Task brief: Set down, exactly as written, the lines from the line holding "Transcribe this image's" to the end of the data, inclusive, skipping any pictures.
===== Data provided
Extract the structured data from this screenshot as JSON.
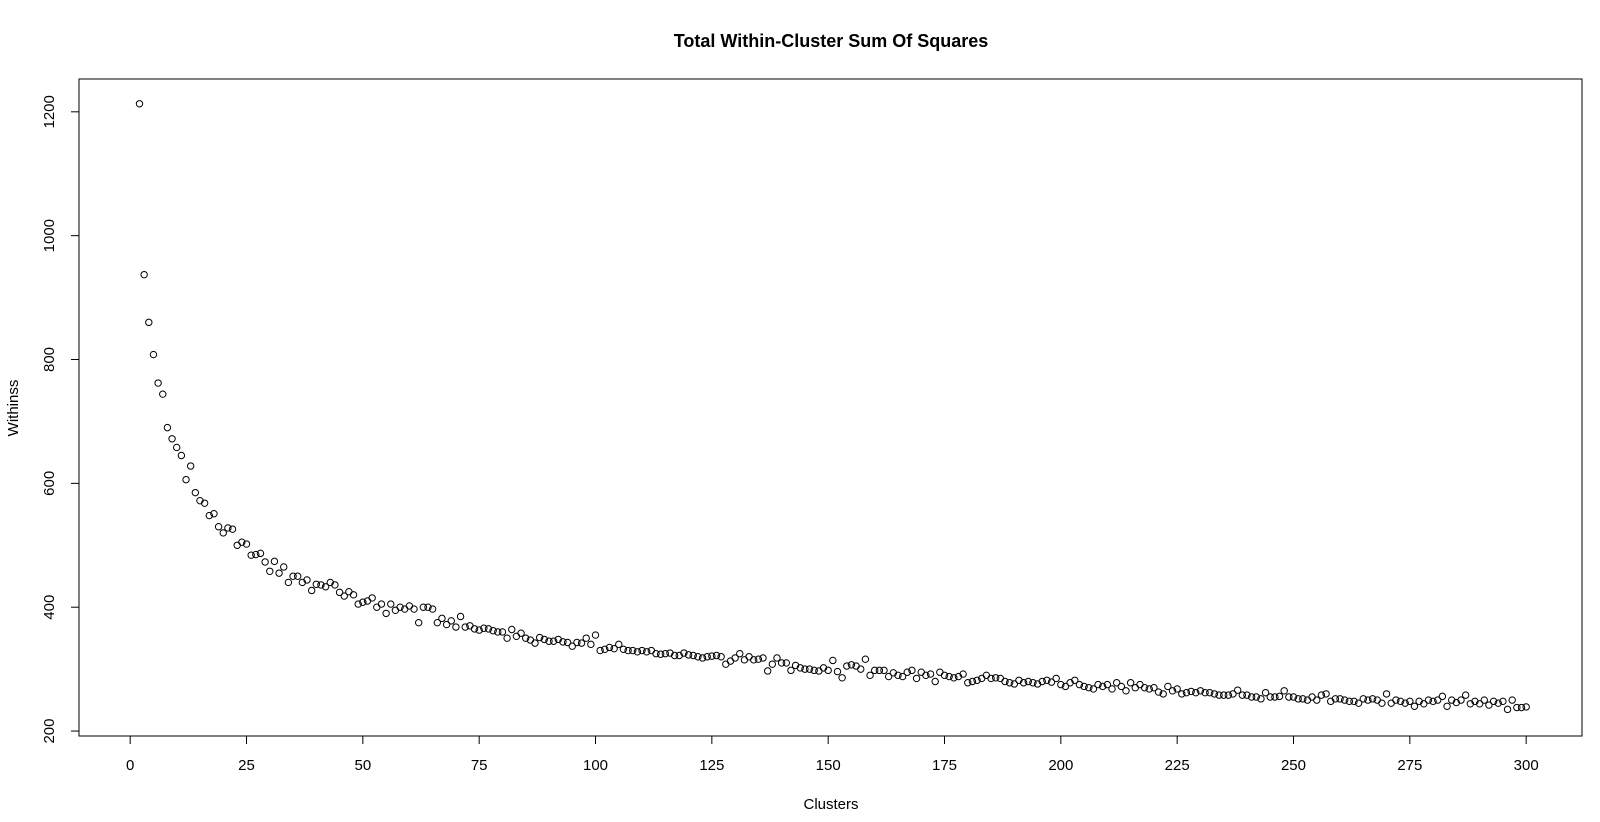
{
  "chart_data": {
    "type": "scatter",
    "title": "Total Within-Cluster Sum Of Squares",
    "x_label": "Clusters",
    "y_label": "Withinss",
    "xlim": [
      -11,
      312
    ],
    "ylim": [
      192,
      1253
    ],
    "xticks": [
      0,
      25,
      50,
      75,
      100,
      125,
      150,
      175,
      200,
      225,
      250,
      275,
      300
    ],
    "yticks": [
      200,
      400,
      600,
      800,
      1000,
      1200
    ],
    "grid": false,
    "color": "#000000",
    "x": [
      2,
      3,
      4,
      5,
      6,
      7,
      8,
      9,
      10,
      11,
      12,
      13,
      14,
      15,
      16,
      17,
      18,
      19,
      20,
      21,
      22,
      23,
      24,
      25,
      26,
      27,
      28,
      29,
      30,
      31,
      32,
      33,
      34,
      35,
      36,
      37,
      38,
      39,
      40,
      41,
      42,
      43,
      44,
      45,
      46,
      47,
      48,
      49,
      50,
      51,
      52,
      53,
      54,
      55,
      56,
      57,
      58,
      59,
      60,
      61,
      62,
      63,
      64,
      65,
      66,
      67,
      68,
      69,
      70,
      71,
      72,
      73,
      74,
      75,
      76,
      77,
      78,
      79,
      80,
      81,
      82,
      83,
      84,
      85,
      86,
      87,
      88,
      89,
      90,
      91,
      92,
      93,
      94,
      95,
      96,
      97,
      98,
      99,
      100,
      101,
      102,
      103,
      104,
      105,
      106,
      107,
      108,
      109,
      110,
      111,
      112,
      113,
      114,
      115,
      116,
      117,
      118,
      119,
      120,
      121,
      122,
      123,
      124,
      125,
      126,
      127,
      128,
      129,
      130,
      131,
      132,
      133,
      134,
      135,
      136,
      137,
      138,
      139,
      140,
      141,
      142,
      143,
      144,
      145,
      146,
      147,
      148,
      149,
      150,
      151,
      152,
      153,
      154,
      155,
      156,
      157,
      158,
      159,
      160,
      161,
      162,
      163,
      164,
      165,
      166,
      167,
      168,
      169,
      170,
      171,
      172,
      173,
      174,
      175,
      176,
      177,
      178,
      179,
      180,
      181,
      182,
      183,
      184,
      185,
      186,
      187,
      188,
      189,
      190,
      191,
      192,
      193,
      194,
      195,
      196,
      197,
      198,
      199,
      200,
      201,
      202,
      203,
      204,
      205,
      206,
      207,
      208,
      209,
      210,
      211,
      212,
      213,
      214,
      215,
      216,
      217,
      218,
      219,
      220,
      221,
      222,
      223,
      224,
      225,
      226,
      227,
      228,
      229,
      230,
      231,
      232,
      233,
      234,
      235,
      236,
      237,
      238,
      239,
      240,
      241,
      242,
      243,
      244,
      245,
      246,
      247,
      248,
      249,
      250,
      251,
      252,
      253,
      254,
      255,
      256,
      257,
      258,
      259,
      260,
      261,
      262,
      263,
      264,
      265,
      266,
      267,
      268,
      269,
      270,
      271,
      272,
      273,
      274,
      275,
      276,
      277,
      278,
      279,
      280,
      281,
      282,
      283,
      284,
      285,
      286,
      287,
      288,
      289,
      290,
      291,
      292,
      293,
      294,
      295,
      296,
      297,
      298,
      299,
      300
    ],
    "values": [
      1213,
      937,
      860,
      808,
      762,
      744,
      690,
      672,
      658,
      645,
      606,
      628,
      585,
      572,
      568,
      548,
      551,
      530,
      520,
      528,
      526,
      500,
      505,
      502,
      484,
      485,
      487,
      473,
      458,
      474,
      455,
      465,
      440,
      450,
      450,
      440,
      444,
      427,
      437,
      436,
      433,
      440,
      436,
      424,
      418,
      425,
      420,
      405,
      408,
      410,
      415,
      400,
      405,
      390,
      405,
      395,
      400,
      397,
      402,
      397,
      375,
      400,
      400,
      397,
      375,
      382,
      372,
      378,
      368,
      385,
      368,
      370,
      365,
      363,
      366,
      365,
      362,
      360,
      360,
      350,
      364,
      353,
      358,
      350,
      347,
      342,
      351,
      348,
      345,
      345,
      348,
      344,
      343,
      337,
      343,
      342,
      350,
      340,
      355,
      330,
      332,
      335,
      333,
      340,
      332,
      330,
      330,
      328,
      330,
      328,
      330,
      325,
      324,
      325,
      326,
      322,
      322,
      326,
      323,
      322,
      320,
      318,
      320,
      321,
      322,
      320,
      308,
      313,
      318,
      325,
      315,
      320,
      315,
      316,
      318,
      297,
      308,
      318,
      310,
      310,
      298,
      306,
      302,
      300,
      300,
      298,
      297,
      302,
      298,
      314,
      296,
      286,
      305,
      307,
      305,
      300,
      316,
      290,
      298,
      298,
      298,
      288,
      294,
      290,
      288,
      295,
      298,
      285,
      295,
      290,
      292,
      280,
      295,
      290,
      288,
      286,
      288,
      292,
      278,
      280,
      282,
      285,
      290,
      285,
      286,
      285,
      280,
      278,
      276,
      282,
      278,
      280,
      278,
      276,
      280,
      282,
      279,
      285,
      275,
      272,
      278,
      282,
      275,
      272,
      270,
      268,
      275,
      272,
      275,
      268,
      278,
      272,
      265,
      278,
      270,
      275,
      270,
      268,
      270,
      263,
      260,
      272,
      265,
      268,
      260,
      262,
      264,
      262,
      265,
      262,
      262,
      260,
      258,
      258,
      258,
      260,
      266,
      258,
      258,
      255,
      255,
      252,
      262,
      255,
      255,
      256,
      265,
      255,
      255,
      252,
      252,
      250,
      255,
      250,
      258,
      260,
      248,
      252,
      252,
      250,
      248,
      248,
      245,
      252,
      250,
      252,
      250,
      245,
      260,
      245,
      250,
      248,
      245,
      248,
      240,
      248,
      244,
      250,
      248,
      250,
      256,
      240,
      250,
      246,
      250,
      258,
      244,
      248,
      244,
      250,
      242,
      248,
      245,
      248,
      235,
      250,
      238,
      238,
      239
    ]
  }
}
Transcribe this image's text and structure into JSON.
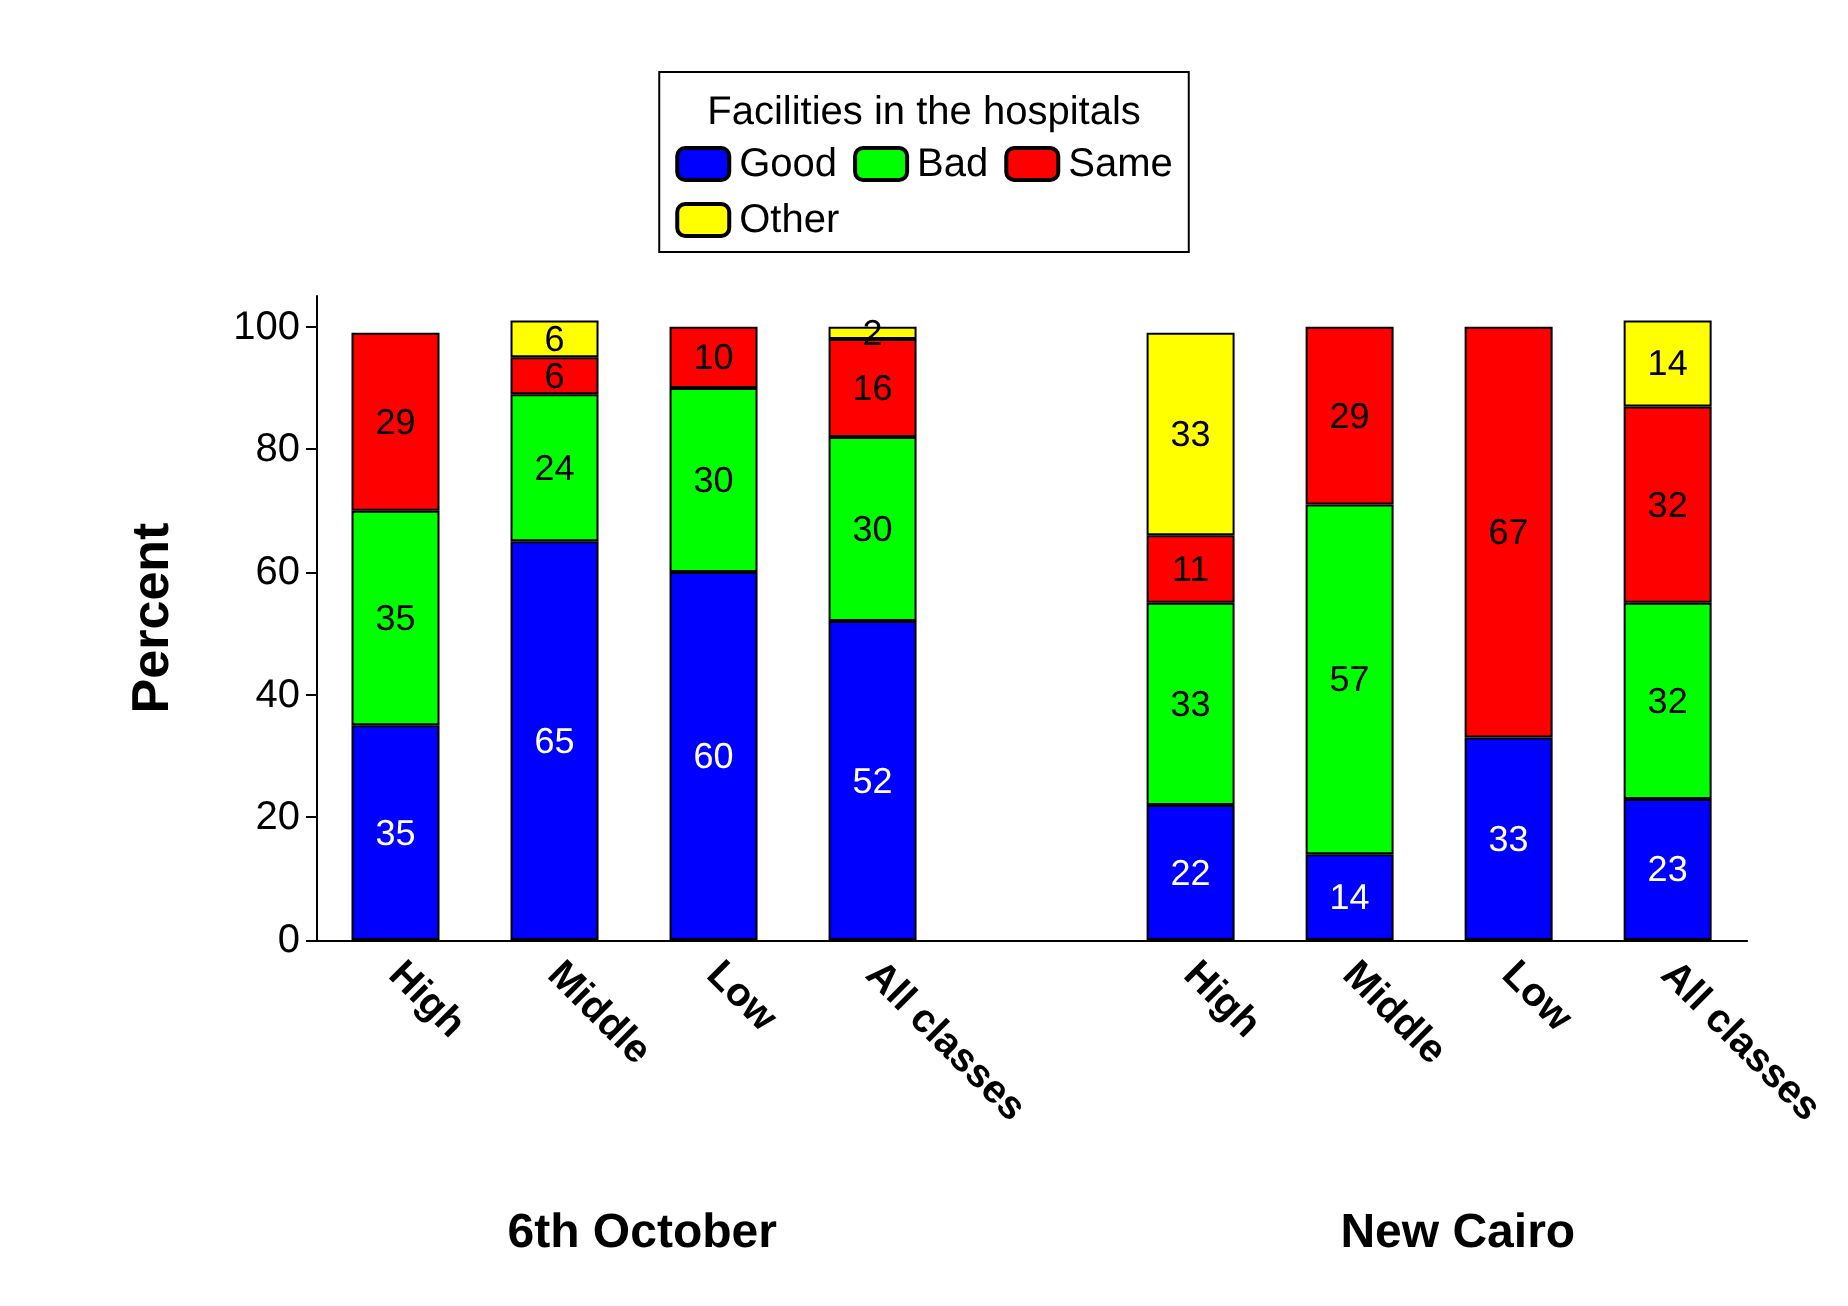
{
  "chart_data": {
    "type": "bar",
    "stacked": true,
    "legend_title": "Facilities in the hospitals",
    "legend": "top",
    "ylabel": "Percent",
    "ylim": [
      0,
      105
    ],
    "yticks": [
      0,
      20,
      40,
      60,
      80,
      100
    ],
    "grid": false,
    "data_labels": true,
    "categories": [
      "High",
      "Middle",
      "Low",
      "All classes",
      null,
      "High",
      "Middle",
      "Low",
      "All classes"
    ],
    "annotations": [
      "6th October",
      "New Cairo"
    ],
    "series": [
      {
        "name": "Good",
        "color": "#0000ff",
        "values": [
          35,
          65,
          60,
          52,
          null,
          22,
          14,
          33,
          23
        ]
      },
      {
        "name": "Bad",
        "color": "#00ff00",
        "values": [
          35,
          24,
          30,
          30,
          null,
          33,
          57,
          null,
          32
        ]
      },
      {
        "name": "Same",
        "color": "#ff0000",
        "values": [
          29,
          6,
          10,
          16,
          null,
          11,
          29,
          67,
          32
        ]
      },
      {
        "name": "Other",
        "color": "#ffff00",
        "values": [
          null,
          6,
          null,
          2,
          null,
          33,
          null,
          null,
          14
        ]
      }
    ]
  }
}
==========
Correct response:
Transcribe this image's text and structure into JSON.
{
  "chart_data": {
    "type": "bar",
    "stacked": true,
    "legend_title": "Facilities in the hospitals",
    "legend": "top",
    "ylabel": "Percent",
    "ylim": [
      0,
      105
    ],
    "yticks": [
      0,
      20,
      40,
      60,
      80,
      100
    ],
    "grid": false,
    "data_labels": true,
    "categories": [
      "High",
      "Middle",
      "Low",
      "All classes",
      null,
      "High",
      "Middle",
      "Low",
      "All classes"
    ],
    "annotations": [
      "6th October",
      "New Cairo"
    ],
    "series": [
      {
        "name": "Good",
        "color": "#0000ff",
        "values": [
          35,
          65,
          60,
          52,
          null,
          22,
          14,
          33,
          23
        ]
      },
      {
        "name": "Bad",
        "color": "#00ff00",
        "values": [
          35,
          24,
          30,
          30,
          null,
          33,
          57,
          null,
          32
        ]
      },
      {
        "name": "Same",
        "color": "#ff0000",
        "values": [
          29,
          6,
          10,
          16,
          null,
          11,
          29,
          67,
          32
        ]
      },
      {
        "name": "Other",
        "color": "#ffff00",
        "values": [
          null,
          6,
          null,
          2,
          null,
          33,
          null,
          null,
          14
        ]
      }
    ]
  }
}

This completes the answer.